● **Source material**:
(begin)
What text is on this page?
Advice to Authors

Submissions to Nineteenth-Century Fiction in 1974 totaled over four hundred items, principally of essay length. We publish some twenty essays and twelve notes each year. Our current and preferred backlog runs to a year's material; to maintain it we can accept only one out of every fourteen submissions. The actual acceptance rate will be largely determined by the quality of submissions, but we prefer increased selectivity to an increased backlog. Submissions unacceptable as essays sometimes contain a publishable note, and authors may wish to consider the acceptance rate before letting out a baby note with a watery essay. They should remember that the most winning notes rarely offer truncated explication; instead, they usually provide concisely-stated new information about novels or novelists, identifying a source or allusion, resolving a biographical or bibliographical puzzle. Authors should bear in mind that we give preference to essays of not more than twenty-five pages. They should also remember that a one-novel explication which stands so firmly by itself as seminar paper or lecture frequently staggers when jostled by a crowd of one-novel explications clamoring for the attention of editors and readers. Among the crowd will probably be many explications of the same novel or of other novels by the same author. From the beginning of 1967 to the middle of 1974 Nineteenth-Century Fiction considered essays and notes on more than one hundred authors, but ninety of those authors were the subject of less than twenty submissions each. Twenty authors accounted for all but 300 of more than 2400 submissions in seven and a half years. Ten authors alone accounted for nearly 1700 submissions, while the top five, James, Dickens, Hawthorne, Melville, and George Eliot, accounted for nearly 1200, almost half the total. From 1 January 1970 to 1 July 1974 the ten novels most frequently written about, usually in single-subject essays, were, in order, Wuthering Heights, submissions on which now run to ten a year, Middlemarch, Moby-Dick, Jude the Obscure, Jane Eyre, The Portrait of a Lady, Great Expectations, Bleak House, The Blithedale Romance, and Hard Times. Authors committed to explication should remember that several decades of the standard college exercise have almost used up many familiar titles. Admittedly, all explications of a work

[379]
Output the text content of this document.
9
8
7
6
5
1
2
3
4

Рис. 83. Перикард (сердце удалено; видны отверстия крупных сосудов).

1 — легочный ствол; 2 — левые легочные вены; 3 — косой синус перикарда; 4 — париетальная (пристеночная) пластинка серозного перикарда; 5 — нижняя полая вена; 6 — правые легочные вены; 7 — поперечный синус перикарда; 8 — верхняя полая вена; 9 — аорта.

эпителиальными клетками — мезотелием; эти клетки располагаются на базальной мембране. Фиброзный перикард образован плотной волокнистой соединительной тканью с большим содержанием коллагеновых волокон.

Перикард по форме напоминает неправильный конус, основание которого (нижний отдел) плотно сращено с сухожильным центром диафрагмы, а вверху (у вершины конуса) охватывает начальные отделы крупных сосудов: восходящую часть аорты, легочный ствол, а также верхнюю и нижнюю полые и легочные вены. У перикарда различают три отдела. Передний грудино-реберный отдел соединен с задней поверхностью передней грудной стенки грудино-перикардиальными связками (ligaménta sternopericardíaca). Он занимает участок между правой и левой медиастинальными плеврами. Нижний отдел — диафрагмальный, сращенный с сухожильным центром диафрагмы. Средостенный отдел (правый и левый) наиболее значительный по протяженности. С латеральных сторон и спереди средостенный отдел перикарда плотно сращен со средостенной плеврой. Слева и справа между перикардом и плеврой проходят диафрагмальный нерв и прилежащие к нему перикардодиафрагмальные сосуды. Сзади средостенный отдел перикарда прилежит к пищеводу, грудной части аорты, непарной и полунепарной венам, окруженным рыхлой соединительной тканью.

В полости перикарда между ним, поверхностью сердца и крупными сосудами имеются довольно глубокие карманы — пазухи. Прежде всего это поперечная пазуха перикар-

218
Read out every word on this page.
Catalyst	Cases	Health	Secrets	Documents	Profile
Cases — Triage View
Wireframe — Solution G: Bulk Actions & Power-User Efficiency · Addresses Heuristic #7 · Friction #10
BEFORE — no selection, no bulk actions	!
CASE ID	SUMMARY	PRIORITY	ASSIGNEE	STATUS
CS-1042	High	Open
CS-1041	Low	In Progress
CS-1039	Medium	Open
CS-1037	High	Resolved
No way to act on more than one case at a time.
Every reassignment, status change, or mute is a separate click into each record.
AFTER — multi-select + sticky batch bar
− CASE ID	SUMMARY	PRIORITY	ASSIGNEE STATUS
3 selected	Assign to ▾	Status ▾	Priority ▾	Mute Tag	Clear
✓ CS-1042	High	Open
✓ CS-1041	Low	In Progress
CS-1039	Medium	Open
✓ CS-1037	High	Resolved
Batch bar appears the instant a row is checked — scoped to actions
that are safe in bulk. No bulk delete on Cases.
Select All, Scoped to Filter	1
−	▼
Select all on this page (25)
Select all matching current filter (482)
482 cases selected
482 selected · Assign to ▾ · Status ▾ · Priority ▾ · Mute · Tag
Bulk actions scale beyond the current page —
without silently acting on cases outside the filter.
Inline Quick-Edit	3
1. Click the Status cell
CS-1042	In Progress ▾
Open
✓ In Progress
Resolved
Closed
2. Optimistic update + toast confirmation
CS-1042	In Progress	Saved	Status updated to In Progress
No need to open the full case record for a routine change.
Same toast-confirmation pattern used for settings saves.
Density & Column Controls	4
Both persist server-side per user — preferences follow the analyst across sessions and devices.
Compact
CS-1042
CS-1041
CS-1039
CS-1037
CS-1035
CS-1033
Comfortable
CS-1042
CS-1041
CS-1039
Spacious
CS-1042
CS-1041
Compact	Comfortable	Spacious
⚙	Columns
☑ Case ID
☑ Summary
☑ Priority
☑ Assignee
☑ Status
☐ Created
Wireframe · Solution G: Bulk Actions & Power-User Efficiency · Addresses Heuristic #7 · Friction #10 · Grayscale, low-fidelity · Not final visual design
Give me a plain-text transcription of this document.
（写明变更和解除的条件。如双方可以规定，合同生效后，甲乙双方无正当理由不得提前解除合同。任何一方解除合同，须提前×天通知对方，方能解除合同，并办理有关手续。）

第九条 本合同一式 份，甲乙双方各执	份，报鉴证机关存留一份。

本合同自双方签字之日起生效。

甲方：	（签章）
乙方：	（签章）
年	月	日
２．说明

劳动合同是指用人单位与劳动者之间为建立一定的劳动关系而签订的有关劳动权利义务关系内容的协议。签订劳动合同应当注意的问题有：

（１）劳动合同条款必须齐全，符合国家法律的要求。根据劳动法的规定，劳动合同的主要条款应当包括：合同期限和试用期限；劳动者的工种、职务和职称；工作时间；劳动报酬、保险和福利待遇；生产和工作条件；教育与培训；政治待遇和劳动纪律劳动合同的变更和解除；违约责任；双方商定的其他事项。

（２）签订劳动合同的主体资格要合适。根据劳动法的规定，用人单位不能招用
(end)
● **Task objective**: Reproduce the data in full, exactly as presented.

● **Answer below**:
What text is on this page?
Advice to Authors

Submissions to Nineteenth-Century Fiction in 1974 totaled over four hundred items, principally of essay length. We publish some twenty essays and twelve notes each year. Our current and preferred backlog runs to a year's material; to maintain it we can accept only one out of every fourteen submissions. The actual acceptance rate will be largely determined by the quality of submissions, but we prefer increased selectivity to an increased backlog. Submissions unacceptable as essays sometimes contain a publishable note, and authors may wish to consider the acceptance rate before letting out a baby note with a watery essay. They should remember that the most winning notes rarely offer truncated explication; instead, they usually provide concisely-stated new information about novels or novelists, identifying a source or allusion, resolving a biographical or bibliographical puzzle. Authors should bear in mind that we give preference to essays of not more than twenty-five pages. They should also remember that a one-novel explication which stands so firmly by itself as seminar paper or lecture frequently staggers when jostled by a crowd of one-novel explications clamoring for the attention of editors and readers. Among the crowd will probably be many explications of the same novel or of other novels by the same author. From the beginning of 1967 to the middle of 1974 Nineteenth-Century Fiction considered essays and notes on more than one hundred authors, but ninety of those authors were the subject of less than twenty submissions each. Twenty authors accounted for all but 300 of more than 2400 submissions in seven and a half years. Ten authors alone accounted for nearly 1700 submissions, while the top five, James, Dickens, Hawthorne, Melville, and George Eliot, accounted for nearly 1200, almost half the total. From 1 January 1970 to 1 July 1974 the ten novels most frequently written about, usually in single-subject essays, were, in order, Wuthering Heights, submissions on which now run to ten a year, Middlemarch, Moby-Dick, Jude the Obscure, Jane Eyre, The Portrait of a Lady, Great Expectations, Bleak House, The Blithedale Romance, and Hard Times. Authors committed to explication should remember that several decades of the standard college exercise have almost used up many familiar titles. Admittedly, all explications of a work

[379]
Output the text content of this document.
9
8
7
6
5
1
2
3
4

Рис. 83. Перикард (сердце удалено; видны отверстия крупных сосудов).

1 — легочный ствол; 2 — левые легочные вены; 3 — косой синус перикарда; 4 — париетальная (пристеночная) пластинка серозного перикарда; 5 — нижняя полая вена; 6 — правые легочные вены; 7 — поперечный синус перикарда; 8 — верхняя полая вена; 9 — аорта.

эпителиальными клетками — мезотелием; эти клетки располагаются на базальной мембране. Фиброзный перикард образован плотной волокнистой соединительной тканью с большим содержанием коллагеновых волокон.

Перикард по форме напоминает неправильный конус, основание которого (нижний отдел) плотно сращено с сухожильным центром диафрагмы, а вверху (у вершины конуса) охватывает начальные отделы крупных сосудов: восходящую часть аорты, легочный ствол, а также верхнюю и нижнюю полые и легочные вены. У перикарда различают три отдела. Передний грудино-реберный отдел соединен с задней поверхностью передней грудной стенки грудино-перикардиальными связками (ligaménta sternopericardíaca). Он занимает участок между правой и левой медиастинальными плеврами. Нижний отдел — диафрагмальный, сращенный с сухожильным центром диафрагмы. Средостенный отдел (правый и левый) наиболее значительный по протяженности. С латеральных сторон и спереди средостенный отдел перикарда плотно сращен со средостенной плеврой. Слева и справа между перикардом и плеврой проходят диафрагмальный нерв и прилежащие к нему перикардодиафрагмальные сосуды. Сзади средостенный отдел перикарда прилежит к пищеводу, грудной части аорты, непарной и полунепарной венам, окруженным рыхлой соединительной тканью.

В полости перикарда между ним, поверхностью сердца и крупными сосудами имеются довольно глубокие карманы — пазухи. Прежде всего это поперечная пазуха перикар-

218
Read out every word on this page.
Catalyst	Cases	Health	Secrets	Documents	Profile
Cases — Triage View
Wireframe — Solution G: Bulk Actions & Power-User Efficiency · Addresses Heuristic #7 · Friction #10
BEFORE — no selection, no bulk actions	!
CASE ID	SUMMARY	PRIORITY	ASSIGNEE	STATUS
CS-1042	High	Open
CS-1041	Low	In Progress
CS-1039	Medium	Open
CS-1037	High	Resolved
No way to act on more than one case at a time.
Every reassignment, status change, or mute is a separate click into each record.
AFTER — multi-select + sticky batch bar
− CASE ID	SUMMARY	PRIORITY	ASSIGNEE STATUS
3 selected	Assign to ▾	Status ▾	Priority ▾	Mute Tag	Clear
✓ CS-1042	High	Open
✓ CS-1041	Low	In Progress
CS-1039	Medium	Open
✓ CS-1037	High	Resolved
Batch bar appears the instant a row is checked — scoped to actions
that are safe in bulk. No bulk delete on Cases.
Select All, Scoped to Filter	1
−	▼
Select all on this page (25)
Select all matching current filter (482)
482 cases selected
482 selected · Assign to ▾ · Status ▾ · Priority ▾ · Mute · Tag
Bulk actions scale beyond the current page —
without silently acting on cases outside the filter.
Inline Quick-Edit	3
1. Click the Status cell
CS-1042	In Progress ▾
Open
✓ In Progress
Resolved
Closed
2. Optimistic update + toast confirmation
CS-1042	In Progress	Saved	Status updated to In Progress
No need to open the full case record for a routine change.
Same toast-confirmation pattern used for settings saves.
Density & Column Controls	4
Both persist server-side per user — preferences follow the analyst across sessions and devices.
Compact
CS-1042
CS-1041
CS-1039
CS-1037
CS-1035
CS-1033
Comfortable
CS-1042
CS-1041
CS-1039
Spacious
CS-1042
CS-1041
Compact	Comfortable	Spacious
⚙	Columns
☑ Case ID
☑ Summary
☑ Priority
☑ Assignee
☑ Status
☐ Created
Wireframe · Solution G: Bulk Actions & Power-User Efficiency · Addresses Heuristic #7 · Friction #10 · Grayscale, low-fidelity · Not final visual design
Give me a plain-text transcription of this document.
（写明变更和解除的条件。如双方可以规定，合同生效后，甲乙双方无正当理由不得提前解除合同。任何一方解除合同，须提前×天通知对方，方能解除合同，并办理有关手续。）

第九条 本合同一式 份，甲乙双方各执	份，报鉴证机关存留一份。

本合同自双方签字之日起生效。

甲方：	（签章）
乙方：	（签章）
年	月	日
２．说明

劳动合同是指用人单位与劳动者之间为建立一定的劳动关系而签订的有关劳动权利义务关系内容的协议。签订劳动合同应当注意的问题有：

（１）劳动合同条款必须齐全，符合国家法律的要求。根据劳动法的规定，劳动合同的主要条款应当包括：合同期限和试用期限；劳动者的工种、职务和职称；工作时间；劳动报酬、保险和福利待遇；生产和工作条件；教育与培训；政治待遇和劳动纪律劳动合同的变更和解除；违约责任；双方商定的其他事项。

（２）签订劳动合同的主体资格要合适。根据劳动法的规定，用人单位不能招用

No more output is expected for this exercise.